(Stored entries)
▽
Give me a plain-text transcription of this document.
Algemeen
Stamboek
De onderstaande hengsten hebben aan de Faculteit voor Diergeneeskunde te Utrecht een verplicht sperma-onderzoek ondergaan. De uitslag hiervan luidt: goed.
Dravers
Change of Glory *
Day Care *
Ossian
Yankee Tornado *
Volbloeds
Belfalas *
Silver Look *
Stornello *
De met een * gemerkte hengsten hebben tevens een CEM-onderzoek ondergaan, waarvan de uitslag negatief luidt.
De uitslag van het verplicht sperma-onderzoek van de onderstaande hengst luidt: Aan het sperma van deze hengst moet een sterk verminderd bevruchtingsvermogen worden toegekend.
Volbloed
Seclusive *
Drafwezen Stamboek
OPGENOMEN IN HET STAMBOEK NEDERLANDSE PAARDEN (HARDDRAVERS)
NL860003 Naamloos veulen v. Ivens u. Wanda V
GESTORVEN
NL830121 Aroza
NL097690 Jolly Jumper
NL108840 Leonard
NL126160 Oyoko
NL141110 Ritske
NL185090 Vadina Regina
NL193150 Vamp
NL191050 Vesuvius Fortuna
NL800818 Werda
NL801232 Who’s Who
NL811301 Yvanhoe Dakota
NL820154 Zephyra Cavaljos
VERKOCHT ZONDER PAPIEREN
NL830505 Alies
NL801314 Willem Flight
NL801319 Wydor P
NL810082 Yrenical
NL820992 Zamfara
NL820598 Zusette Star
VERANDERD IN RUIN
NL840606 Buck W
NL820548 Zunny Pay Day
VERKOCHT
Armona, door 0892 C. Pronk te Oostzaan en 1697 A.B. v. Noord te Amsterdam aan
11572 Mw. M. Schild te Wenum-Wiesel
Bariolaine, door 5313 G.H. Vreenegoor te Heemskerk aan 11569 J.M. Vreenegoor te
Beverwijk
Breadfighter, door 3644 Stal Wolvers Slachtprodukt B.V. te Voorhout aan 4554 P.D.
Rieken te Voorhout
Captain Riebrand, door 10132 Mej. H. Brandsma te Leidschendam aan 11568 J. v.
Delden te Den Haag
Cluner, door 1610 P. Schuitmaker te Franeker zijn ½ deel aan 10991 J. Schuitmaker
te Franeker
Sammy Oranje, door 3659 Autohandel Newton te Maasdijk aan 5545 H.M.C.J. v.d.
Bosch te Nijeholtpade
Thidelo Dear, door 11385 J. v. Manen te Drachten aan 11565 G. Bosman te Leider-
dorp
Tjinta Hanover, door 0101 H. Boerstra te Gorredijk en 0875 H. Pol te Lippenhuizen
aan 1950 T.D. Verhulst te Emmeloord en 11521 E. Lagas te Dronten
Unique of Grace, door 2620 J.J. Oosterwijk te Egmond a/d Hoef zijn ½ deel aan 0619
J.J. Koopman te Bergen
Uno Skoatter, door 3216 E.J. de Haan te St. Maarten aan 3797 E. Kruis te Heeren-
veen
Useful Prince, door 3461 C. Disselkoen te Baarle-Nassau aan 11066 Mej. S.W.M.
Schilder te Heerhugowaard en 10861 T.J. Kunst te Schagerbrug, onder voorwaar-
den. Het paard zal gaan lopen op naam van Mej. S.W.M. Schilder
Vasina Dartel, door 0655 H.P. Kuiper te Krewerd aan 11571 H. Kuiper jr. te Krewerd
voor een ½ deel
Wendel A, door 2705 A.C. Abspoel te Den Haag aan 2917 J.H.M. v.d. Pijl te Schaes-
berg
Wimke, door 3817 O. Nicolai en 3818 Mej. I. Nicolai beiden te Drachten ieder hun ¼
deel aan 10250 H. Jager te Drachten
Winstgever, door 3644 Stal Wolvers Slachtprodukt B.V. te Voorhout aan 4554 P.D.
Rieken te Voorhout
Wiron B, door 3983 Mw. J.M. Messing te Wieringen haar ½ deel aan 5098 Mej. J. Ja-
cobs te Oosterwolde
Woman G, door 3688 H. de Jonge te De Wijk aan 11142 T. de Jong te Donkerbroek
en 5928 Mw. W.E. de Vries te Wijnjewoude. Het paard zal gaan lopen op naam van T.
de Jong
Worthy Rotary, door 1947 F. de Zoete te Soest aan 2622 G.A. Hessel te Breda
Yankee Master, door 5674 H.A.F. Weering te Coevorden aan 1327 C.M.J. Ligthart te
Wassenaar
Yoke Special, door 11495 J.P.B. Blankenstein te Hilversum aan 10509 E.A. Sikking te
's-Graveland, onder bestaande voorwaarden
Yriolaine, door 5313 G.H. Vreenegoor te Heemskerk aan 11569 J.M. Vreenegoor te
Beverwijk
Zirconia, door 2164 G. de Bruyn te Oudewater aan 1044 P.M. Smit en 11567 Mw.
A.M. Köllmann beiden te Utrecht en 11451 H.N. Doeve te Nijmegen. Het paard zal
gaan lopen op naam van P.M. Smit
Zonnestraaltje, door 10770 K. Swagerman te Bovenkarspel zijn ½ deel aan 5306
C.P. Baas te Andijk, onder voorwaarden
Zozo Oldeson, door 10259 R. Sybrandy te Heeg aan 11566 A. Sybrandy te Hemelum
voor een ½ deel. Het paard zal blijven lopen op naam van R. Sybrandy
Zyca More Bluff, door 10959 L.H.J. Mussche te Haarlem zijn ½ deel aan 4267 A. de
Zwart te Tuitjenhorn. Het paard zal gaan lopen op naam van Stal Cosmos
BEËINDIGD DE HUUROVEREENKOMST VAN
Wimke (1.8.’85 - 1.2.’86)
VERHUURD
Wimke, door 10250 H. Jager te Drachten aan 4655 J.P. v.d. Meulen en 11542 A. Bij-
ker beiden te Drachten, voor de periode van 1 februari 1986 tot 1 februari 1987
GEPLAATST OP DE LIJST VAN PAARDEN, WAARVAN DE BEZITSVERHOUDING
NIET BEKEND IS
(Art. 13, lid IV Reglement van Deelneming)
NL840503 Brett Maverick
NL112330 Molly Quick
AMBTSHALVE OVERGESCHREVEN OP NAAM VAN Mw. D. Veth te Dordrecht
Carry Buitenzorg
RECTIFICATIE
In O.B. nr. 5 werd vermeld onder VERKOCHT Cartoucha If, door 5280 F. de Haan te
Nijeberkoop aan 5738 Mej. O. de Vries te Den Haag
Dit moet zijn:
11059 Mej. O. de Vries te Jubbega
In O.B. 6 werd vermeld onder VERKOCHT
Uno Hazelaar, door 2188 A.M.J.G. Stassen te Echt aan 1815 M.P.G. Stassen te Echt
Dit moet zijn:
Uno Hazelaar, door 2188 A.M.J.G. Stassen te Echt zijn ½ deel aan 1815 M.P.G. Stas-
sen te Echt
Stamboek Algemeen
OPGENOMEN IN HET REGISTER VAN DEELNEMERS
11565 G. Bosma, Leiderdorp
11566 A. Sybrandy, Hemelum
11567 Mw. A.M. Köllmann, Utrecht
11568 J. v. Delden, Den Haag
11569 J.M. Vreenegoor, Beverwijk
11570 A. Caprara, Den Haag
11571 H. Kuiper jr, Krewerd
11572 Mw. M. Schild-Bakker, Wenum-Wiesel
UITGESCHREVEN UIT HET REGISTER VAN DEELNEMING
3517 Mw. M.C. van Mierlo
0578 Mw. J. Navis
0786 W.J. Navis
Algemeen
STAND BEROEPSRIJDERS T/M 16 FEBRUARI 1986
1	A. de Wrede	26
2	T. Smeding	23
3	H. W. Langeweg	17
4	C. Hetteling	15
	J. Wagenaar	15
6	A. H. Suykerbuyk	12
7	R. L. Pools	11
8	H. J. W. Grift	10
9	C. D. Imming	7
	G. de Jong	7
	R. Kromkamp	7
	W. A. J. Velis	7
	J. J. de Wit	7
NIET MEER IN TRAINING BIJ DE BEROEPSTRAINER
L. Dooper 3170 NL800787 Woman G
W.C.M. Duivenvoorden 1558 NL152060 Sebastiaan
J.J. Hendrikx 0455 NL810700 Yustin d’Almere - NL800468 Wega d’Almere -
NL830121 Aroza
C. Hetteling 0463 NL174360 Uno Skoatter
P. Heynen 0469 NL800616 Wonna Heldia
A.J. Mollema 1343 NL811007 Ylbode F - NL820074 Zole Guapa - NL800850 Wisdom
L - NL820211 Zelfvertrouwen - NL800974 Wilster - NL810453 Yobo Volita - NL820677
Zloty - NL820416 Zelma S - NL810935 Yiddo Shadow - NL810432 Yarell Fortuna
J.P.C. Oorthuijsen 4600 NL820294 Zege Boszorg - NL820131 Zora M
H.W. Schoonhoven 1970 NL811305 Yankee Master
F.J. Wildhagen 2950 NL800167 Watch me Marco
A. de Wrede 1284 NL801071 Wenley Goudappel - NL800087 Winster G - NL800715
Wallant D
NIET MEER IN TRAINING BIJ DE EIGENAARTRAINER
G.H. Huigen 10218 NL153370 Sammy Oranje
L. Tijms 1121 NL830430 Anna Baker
△
Work instructions: In the entries above, find each line that has the word "Köllmann". Copy it.

Exercise output:
A.M. Köllmann beiden te Utrecht en 11451 H.N. Doeve te Nijmegen. Het paard zal
11567 Mw. A.M. Köllmann, Utrecht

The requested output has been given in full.